> [Material supplied]:
┏━━
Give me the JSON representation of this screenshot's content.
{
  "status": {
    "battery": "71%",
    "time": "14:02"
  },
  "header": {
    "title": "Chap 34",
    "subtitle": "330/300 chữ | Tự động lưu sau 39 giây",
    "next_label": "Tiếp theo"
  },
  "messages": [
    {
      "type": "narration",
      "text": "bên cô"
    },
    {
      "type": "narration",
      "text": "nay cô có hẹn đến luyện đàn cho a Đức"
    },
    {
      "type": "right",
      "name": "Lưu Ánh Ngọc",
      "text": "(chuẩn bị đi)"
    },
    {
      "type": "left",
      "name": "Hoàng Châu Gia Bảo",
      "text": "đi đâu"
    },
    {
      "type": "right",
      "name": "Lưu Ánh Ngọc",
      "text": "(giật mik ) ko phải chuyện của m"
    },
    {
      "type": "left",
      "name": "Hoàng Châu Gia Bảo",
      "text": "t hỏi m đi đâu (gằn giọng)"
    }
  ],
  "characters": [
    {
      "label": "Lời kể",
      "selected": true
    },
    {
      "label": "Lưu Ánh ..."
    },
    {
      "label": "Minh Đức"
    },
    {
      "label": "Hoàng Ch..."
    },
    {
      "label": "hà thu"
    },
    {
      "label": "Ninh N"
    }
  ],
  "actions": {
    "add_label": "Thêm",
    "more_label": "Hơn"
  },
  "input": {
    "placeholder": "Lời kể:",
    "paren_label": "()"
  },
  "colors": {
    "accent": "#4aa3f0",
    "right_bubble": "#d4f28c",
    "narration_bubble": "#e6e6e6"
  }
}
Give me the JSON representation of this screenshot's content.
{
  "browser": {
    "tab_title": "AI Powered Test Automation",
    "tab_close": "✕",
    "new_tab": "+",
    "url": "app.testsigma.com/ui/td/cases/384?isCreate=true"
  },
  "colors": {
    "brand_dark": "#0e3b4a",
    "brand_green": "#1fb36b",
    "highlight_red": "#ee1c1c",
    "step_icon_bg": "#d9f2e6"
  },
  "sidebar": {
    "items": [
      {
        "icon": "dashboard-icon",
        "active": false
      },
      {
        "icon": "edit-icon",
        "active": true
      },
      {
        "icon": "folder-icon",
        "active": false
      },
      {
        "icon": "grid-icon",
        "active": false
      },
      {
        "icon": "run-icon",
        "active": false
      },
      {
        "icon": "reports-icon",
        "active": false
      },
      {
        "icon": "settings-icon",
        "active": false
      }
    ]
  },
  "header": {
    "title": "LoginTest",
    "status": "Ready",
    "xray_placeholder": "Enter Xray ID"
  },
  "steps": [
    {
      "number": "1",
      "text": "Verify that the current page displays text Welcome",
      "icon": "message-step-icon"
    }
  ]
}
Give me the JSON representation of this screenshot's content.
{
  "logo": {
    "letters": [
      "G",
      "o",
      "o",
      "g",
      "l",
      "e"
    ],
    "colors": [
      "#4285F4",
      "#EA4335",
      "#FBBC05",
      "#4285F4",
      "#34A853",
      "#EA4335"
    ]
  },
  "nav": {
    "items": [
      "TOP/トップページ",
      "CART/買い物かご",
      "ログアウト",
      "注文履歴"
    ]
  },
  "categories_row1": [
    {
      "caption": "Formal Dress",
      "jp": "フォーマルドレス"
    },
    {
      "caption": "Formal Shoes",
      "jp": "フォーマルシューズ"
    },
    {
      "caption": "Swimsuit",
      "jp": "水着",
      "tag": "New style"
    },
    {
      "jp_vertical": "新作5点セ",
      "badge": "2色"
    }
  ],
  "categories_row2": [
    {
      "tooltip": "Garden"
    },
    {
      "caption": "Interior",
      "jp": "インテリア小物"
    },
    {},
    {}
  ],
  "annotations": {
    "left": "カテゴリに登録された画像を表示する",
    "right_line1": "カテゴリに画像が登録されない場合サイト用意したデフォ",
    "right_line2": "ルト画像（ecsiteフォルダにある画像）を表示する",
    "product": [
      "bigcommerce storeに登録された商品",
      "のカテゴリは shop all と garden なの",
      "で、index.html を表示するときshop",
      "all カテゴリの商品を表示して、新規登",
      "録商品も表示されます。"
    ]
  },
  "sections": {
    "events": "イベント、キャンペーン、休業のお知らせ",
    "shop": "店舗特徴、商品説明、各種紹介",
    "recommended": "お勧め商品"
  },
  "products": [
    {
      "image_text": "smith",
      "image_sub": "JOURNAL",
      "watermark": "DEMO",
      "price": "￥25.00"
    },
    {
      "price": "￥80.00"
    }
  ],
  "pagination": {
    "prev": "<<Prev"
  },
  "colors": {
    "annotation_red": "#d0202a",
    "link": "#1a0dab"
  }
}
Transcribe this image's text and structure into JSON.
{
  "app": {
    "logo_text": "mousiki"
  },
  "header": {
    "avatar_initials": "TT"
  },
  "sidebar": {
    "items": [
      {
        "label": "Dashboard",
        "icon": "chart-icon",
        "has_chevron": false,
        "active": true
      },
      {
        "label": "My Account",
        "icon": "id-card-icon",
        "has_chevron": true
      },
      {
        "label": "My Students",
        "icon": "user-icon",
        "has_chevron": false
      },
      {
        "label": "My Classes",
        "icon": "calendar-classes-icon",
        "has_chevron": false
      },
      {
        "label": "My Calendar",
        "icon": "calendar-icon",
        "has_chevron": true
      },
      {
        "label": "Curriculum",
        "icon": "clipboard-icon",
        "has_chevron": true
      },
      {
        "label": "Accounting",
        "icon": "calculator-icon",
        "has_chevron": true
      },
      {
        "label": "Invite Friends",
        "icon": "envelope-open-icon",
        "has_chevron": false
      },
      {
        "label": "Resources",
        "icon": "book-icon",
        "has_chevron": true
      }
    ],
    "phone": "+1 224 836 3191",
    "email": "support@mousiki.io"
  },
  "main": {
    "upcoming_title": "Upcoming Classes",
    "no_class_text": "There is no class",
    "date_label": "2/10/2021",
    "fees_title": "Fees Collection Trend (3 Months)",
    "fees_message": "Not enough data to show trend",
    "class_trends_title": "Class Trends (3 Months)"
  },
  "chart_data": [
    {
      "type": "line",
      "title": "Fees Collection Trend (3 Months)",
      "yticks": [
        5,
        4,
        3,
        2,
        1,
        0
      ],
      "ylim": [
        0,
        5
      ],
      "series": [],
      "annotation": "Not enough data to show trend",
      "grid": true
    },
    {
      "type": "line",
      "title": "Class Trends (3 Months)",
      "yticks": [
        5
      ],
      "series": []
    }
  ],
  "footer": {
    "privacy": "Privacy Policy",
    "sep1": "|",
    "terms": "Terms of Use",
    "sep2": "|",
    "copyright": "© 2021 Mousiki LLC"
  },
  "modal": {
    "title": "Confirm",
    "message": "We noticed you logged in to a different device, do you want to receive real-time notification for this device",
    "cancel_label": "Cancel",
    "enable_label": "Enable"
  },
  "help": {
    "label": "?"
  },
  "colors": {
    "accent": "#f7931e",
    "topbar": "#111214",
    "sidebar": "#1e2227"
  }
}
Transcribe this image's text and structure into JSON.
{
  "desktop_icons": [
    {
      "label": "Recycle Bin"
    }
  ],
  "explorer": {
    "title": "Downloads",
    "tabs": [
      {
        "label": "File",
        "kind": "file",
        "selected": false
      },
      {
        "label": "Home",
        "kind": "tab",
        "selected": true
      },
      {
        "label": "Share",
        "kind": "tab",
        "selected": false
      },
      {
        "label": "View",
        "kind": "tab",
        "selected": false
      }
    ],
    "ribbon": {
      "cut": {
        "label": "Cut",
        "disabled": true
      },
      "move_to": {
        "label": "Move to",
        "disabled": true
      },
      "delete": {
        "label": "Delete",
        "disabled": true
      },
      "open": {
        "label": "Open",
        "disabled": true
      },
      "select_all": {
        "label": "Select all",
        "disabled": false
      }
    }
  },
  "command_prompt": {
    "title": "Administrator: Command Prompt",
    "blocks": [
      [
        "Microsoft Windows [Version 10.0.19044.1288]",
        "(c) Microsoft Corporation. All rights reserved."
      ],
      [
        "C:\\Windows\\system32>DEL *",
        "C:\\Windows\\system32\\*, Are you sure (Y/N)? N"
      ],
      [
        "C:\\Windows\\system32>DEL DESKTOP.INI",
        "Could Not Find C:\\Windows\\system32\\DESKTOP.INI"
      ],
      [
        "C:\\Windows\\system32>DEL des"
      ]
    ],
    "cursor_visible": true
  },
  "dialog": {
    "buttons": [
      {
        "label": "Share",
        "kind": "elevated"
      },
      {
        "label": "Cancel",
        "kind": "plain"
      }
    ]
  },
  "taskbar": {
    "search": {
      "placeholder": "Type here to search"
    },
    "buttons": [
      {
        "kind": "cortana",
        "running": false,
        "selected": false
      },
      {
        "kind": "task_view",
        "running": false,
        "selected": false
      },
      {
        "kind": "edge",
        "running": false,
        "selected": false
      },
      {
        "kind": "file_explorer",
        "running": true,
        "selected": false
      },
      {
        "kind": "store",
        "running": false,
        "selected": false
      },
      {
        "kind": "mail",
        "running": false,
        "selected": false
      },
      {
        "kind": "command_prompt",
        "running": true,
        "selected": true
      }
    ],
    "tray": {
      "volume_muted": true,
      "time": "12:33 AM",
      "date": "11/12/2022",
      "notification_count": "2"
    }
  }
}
┗━━
> [Task to carry out]:
Scan the material and collect every line that contains "enough".

> [Task response]:
    "fees_message": "Not enough data to show trend",
      "annotation": "Not enough data to show trend",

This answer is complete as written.